____ Listed entries
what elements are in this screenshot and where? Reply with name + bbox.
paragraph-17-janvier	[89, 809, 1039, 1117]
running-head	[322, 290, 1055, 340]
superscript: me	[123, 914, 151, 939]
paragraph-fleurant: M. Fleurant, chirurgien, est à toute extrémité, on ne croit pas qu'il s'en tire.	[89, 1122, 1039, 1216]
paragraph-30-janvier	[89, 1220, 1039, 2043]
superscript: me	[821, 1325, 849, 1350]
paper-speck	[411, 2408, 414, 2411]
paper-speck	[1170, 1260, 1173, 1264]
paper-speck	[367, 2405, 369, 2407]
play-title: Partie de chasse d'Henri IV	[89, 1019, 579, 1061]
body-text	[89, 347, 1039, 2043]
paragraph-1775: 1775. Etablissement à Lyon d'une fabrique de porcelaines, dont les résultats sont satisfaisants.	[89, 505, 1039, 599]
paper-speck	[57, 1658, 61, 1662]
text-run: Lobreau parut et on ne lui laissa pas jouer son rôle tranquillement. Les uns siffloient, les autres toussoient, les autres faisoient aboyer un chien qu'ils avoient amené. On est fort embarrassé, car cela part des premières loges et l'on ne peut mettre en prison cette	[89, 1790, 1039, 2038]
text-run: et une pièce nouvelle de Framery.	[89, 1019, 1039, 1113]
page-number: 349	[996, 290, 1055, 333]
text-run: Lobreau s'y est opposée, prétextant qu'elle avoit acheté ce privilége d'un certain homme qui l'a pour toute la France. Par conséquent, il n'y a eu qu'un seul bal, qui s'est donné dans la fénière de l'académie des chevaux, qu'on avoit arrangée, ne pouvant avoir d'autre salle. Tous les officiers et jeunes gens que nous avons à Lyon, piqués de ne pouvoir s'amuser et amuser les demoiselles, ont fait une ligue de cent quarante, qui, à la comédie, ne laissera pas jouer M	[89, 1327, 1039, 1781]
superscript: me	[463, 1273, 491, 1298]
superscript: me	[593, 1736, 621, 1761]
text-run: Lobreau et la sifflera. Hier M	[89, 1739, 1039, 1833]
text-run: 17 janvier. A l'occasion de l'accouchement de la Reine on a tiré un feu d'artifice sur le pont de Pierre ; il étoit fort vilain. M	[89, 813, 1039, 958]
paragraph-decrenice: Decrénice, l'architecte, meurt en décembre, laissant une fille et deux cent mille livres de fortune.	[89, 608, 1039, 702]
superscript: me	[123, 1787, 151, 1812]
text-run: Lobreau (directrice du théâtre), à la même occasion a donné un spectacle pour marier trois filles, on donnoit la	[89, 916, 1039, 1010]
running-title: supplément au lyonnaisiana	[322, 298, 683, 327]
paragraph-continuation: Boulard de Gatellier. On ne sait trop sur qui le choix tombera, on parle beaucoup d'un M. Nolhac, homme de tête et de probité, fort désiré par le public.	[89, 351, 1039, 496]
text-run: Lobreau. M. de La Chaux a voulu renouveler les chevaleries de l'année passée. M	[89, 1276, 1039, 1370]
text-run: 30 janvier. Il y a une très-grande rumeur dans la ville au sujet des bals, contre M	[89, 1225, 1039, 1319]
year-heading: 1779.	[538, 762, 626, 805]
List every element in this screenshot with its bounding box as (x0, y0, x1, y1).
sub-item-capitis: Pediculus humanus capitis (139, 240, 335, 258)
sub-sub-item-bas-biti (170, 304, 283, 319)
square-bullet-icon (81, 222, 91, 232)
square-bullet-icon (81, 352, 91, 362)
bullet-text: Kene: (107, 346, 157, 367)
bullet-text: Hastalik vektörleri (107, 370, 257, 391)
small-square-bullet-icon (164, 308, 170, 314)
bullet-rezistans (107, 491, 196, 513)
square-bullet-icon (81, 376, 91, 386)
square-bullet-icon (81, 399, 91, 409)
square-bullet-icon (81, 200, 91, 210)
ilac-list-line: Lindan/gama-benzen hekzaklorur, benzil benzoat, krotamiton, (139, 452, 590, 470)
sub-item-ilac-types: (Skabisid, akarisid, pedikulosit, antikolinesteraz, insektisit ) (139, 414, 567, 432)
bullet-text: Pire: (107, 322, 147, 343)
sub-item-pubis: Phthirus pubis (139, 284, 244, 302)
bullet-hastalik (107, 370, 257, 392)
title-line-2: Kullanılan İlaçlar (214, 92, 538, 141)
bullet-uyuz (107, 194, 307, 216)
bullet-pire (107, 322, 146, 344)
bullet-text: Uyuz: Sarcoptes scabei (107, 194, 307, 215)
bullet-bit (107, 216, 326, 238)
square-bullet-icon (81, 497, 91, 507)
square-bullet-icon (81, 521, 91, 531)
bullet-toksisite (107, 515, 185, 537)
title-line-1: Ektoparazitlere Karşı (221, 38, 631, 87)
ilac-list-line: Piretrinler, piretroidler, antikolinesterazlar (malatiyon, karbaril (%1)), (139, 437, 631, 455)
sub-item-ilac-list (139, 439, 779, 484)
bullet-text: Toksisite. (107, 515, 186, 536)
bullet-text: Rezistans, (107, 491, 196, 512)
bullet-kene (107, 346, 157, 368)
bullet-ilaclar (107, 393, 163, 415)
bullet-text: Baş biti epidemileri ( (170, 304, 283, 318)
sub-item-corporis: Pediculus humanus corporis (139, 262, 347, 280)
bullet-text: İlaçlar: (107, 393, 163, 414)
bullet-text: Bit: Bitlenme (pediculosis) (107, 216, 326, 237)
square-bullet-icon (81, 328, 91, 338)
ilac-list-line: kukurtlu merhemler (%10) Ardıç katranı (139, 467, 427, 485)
________
- Prompt
Reproduce the records word for word, starting at the first line and ending at the line that contains "347, 1039, 2043]".

- Complete answer
what elements are in this screenshot and where? Reply with name + bbox.
paragraph-17-janvier	[89, 809, 1039, 1117]
running-head	[322, 290, 1055, 340]
superscript: me	[123, 914, 151, 939]
paragraph-fleurant: M. Fleurant, chirurgien, est à toute extrémité, on ne croit pas qu'il s'en tire.	[89, 1122, 1039, 1216]
paragraph-30-janvier	[89, 1220, 1039, 2043]
superscript: me	[821, 1325, 849, 1350]
paper-speck	[411, 2408, 414, 2411]
paper-speck	[1170, 1260, 1173, 1264]
paper-speck	[367, 2405, 369, 2407]
play-title: Partie de chasse d'Henri IV	[89, 1019, 579, 1061]
body-text	[89, 347, 1039, 2043]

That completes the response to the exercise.